● **INSTRUCTIONS TO FOLLOW**: What follows is a listing; give it again exactly, in its entirety.

[Extracted records]
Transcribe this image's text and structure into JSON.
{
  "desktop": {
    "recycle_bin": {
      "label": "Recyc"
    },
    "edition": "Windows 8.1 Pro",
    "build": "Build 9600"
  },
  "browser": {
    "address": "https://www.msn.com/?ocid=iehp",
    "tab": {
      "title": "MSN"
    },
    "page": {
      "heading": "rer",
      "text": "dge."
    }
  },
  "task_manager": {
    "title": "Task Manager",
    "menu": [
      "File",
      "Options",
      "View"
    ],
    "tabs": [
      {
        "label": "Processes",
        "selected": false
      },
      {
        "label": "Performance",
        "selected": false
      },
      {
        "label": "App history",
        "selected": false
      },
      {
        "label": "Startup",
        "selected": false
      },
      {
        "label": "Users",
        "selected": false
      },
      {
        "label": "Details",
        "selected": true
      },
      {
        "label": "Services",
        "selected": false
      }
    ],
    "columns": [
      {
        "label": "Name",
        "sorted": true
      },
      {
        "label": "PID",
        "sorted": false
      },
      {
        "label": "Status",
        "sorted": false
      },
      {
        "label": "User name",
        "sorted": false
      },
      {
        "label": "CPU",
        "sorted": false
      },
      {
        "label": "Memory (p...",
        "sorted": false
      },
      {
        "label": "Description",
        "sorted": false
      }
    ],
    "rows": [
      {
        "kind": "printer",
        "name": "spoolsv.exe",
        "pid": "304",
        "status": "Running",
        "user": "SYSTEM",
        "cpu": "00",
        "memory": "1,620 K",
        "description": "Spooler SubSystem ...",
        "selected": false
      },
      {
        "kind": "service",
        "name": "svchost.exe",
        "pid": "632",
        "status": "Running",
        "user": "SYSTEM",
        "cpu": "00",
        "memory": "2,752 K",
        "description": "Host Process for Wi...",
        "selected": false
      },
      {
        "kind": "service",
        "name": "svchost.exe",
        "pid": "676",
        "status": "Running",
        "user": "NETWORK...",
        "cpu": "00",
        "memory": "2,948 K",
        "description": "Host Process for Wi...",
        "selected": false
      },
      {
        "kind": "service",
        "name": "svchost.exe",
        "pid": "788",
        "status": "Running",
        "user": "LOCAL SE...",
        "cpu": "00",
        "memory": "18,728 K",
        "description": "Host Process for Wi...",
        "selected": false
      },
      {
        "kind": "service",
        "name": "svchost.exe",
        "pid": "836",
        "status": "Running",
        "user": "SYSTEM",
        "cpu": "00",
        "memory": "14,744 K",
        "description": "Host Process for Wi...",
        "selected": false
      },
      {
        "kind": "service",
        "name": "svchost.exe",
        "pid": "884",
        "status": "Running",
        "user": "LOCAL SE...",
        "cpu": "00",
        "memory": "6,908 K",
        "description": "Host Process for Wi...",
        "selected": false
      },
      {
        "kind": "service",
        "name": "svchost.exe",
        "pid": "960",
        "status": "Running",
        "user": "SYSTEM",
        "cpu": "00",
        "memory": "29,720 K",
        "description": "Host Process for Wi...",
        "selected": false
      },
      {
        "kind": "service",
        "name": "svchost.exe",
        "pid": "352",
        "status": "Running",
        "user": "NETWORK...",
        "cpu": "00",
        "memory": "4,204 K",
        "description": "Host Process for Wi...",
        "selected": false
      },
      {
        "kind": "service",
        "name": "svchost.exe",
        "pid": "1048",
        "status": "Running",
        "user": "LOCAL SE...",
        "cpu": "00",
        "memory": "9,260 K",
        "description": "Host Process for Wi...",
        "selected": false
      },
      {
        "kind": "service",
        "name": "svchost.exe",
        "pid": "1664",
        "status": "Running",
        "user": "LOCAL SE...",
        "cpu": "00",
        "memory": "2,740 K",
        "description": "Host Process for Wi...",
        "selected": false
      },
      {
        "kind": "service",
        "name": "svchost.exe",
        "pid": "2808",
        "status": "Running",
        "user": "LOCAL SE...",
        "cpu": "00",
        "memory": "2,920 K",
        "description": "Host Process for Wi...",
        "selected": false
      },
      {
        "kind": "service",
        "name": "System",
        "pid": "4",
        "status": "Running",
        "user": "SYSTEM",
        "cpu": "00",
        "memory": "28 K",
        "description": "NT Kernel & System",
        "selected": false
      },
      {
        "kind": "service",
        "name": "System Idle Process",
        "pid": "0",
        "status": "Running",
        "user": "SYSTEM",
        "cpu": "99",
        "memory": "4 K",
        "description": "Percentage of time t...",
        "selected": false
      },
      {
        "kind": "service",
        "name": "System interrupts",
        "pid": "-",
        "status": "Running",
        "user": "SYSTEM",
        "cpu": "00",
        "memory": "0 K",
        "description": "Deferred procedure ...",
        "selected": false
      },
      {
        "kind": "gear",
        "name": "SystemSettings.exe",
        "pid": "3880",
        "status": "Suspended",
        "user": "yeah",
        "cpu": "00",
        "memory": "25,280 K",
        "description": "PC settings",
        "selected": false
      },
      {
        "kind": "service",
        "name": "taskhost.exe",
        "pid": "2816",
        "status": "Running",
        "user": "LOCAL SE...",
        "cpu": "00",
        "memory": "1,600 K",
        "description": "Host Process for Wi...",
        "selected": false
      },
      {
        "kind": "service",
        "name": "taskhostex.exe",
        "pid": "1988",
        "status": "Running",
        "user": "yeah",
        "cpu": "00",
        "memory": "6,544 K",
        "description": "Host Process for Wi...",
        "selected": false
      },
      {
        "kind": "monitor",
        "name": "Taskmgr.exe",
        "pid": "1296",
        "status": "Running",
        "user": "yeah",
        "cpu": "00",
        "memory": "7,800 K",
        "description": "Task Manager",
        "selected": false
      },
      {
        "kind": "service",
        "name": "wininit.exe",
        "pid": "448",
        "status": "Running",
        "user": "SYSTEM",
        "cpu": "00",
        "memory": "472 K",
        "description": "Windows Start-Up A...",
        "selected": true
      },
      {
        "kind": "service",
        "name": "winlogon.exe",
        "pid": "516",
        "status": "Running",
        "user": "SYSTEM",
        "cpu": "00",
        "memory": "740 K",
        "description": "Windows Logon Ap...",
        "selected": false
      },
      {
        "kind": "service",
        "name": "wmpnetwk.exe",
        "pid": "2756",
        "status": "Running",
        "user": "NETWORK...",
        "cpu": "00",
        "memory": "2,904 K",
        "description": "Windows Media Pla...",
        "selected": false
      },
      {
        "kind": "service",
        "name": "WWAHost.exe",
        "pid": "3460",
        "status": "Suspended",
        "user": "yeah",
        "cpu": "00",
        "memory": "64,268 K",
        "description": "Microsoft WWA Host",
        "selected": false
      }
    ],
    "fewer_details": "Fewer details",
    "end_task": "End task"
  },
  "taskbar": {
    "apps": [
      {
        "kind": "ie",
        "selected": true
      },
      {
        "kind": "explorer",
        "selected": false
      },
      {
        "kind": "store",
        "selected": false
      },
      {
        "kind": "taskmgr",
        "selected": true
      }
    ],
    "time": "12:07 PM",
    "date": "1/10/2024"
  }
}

● **ANSWER FOR THE TASK**:
Transcribe this image's text and structure into JSON.
{
  "desktop": {
    "recycle_bin": {
      "label": "Recyc"
    },
    "edition": "Windows 8.1 Pro",
    "build": "Build 9600"
  },
  "browser": {
    "address": "https://www.msn.com/?ocid=iehp",
    "tab": {
      "title": "MSN"
    },
    "page": {
      "heading": "rer",
      "text": "dge."
    }
  },
  "task_manager": {
    "title": "Task Manager",
    "menu": [
      "File",
      "Options",
      "View"
    ],
    "tabs": [
      {
        "label": "Processes",
        "selected": false
      },
      {
        "label": "Performance",
        "selected": false
      },
      {
        "label": "App history",
        "selected": false
      },
      {
        "label": "Startup",
        "selected": false
      },
      {
        "label": "Users",
        "selected": false
      },
      {
        "label": "Details",
        "selected": true
      },
      {
        "label": "Services",
        "selected": false
      }
    ],
    "columns": [
      {
        "label": "Name",
        "sorted": true
      },
      {
        "label": "PID",
        "sorted": false
      },
      {
        "label": "Status",
        "sorted": false
      },
      {
        "label": "User name",
        "sorted": false
      },
      {
        "label": "CPU",
        "sorted": false
      },
      {
        "label": "Memory (p...",
        "sorted": false
      },
      {
        "label": "Description",
        "sorted": false
      }
    ],
    "rows": [
      {
        "kind": "printer",
        "name": "spoolsv.exe",
        "pid": "304",
        "status": "Running",
        "user": "SYSTEM",
        "cpu": "00",
        "memory": "1,620 K",
        "description": "Spooler SubSystem ...",
        "selected": false
      },
      {
        "kind": "service",
        "name": "svchost.exe",
        "pid": "632",
        "status": "Running",
        "user": "SYSTEM",
        "cpu": "00",
        "memory": "2,752 K",
        "description": "Host Process for Wi...",
        "selected": false
      },
      {
        "kind": "service",
        "name": "svchost.exe",
        "pid": "676",
        "status": "Running",
        "user": "NETWORK...",
        "cpu": "00",
        "memory": "2,948 K",
        "description": "Host Process for Wi...",
        "selected": false
      },
      {
        "kind": "service",
        "name": "svchost.exe",
        "pid": "788",
        "status": "Running",
        "user": "LOCAL SE...",
        "cpu": "00",
        "memory": "18,728 K",
        "description": "Host Process for Wi...",
        "selected": false
      },
      {
        "kind": "service",
        "name": "svchost.exe",
        "pid": "836",
        "status": "Running",
        "user": "SYSTEM",
        "cpu": "00",
        "memory": "14,744 K",
        "description": "Host Process for Wi...",
        "selected": false
      },
      {
        "kind": "service",
        "name": "svchost.exe",
        "pid": "884",
        "status": "Running",
        "user": "LOCAL SE...",
        "cpu": "00",
        "memory": "6,908 K",
        "description": "Host Process for Wi...",
        "selected": false
      },
      {
        "kind": "service",
        "name": "svchost.exe",
        "pid": "960",
        "status": "Running",
        "user": "SYSTEM",
        "cpu": "00",
        "memory": "29,720 K",
        "description": "Host Process for Wi...",
        "selected": false
      },
      {
        "kind": "service",
        "name": "svchost.exe",
        "pid": "352",
        "status": "Running",
        "user": "NETWORK...",
        "cpu": "00",
        "memory": "4,204 K",
        "description": "Host Process for Wi...",
        "selected": false
      },
      {
        "kind": "service",
        "name": "svchost.exe",
        "pid": "1048",
        "status": "Running",
        "user": "LOCAL SE...",
        "cpu": "00",
        "memory": "9,260 K",
        "description": "Host Process for Wi...",
        "selected": false
      },
      {
        "kind": "service",
        "name": "svchost.exe",
        "pid": "1664",
        "status": "Running",
        "user": "LOCAL SE...",
        "cpu": "00",
        "memory": "2,740 K",
        "description": "Host Process for Wi...",
        "selected": false
      },
      {
        "kind": "service",
        "name": "svchost.exe",
        "pid": "2808",
        "status": "Running",
        "user": "LOCAL SE...",
        "cpu": "00",
        "memory": "2,920 K",
        "description": "Host Process for Wi...",
        "selected": false
      },
      {
        "kind": "service",
        "name": "System",
        "pid": "4",
        "status": "Running",
        "user": "SYSTEM",
        "cpu": "00",
        "memory": "28 K",
        "description": "NT Kernel & System",
        "selected": false
      },
      {
        "kind": "service",
        "name": "System Idle Process",
        "pid": "0",
        "status": "Running",
        "user": "SYSTEM",
        "cpu": "99",
        "memory": "4 K",
        "description": "Percentage of time t...",
        "selected": false
      },
      {
        "kind": "service",
        "name": "System interrupts",
        "pid": "-",
        "status": "Running",
        "user": "SYSTEM",
        "cpu": "00",
        "memory": "0 K",
        "description": "Deferred procedure ...",
        "selected": false
      },
      {
        "kind": "gear",
        "name": "SystemSettings.exe",
        "pid": "3880",
        "status": "Suspended",
        "user": "yeah",
        "cpu": "00",
        "memory": "25,280 K",
        "description": "PC settings",
        "selected": false
      },
      {
        "kind": "service",
        "name": "taskhost.exe",
        "pid": "2816",
        "status": "Running",
        "user": "LOCAL SE...",
        "cpu": "00",
        "memory": "1,600 K",
        "description": "Host Process for Wi...",
        "selected": false
      },
      {
        "kind": "service",
        "name": "taskhostex.exe",
        "pid": "1988",
        "status": "Running",
        "user": "yeah",
        "cpu": "00",
        "memory": "6,544 K",
        "description": "Host Process for Wi...",
        "selected": false
      },
      {
        "kind": "monitor",
        "name": "Taskmgr.exe",
        "pid": "1296",
        "status": "Running",
        "user": "yeah",
        "cpu": "00",
        "memory": "7,800 K",
        "description": "Task Manager",
        "selected": false
      },
      {
        "kind": "service",
        "name": "wininit.exe",
        "pid": "448",
        "status": "Running",
        "user": "SYSTEM",
        "cpu": "00",
        "memory": "472 K",
        "description": "Windows Start-Up A...",
        "selected": true
      },
      {
        "kind": "service",
        "name": "winlogon.exe",
        "pid": "516",
        "status": "Running",
        "user": "SYSTEM",
        "cpu": "00",
        "memory": "740 K",
        "description": "Windows Logon Ap...",
        "selected": false
      },
      {
        "kind": "service",
        "name": "wmpnetwk.exe",
        "pid": "2756",
        "status": "Running",
        "user": "NETWORK...",
        "cpu": "00",
        "memory": "2,904 K",
        "description": "Windows Media Pla...",
        "selected": false
      },
      {
        "kind": "service",
        "name": "WWAHost.exe",
        "pid": "3460",
        "status": "Suspended",
        "user": "yeah",
        "cpu": "00",
        "memory": "64,268 K",
        "description": "Microsoft WWA Host",
        "selected": false
      }
    ],
    "fewer_details": "Fewer details",
    "end_task": "End task"
  },
  "taskbar": {
    "apps": [
      {
        "kind": "ie",
        "selected": true
      },
      {
        "kind": "explorer",
        "selected": false
      },
      {
        "kind": "store",
        "selected": false
      },
      {
        "kind": "taskmgr",
        "selected": true
      }
    ],
    "time": "12:07 PM",
    "date": "1/10/2024"
  }
}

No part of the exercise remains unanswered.